Extracted data entries:
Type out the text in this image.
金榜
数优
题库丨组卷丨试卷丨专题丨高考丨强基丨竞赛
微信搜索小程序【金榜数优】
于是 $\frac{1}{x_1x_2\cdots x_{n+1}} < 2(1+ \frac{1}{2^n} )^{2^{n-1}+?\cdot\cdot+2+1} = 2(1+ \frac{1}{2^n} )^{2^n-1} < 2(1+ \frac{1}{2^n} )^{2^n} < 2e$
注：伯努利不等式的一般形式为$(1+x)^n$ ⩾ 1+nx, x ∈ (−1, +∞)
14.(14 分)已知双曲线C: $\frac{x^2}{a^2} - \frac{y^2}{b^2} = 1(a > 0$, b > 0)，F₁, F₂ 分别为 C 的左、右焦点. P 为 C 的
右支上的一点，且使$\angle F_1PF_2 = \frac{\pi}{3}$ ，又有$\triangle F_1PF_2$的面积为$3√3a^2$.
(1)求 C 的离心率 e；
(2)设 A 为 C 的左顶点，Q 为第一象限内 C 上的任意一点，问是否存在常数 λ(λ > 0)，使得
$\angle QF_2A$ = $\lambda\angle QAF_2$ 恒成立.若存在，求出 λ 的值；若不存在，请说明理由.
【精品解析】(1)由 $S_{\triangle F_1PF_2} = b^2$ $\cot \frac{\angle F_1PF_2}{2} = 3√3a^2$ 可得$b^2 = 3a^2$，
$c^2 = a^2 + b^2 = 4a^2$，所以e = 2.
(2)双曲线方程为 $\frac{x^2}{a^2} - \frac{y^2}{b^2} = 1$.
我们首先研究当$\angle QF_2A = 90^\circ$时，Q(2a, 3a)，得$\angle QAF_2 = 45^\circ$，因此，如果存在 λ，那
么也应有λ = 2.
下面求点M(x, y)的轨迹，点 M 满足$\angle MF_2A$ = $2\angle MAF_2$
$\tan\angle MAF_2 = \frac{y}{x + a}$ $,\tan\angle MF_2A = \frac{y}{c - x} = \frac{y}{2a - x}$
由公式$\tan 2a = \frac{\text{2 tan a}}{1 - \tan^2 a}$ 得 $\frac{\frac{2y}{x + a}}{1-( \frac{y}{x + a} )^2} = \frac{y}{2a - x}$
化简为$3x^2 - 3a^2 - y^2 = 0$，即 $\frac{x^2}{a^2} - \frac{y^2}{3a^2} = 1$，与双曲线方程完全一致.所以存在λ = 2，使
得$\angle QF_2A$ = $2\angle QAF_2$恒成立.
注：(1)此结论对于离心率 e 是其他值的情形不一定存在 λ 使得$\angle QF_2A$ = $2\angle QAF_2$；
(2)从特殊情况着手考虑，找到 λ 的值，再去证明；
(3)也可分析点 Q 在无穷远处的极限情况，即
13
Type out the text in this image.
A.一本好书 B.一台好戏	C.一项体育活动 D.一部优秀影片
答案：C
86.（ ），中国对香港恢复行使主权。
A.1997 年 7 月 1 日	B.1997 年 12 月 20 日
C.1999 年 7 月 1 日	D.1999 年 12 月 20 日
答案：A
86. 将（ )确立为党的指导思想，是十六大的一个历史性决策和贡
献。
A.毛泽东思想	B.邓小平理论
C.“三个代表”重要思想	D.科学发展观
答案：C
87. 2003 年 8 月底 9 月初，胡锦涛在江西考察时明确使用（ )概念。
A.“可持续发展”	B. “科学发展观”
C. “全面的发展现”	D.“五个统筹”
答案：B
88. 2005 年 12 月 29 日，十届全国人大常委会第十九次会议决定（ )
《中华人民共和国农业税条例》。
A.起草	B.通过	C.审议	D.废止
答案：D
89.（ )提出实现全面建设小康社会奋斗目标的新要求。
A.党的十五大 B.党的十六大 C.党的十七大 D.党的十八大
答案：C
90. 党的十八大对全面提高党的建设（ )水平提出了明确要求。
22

> What you will do
Looking at the records above, work out how many lines include the word "triangle", then give that number by itself.

> Written solution
2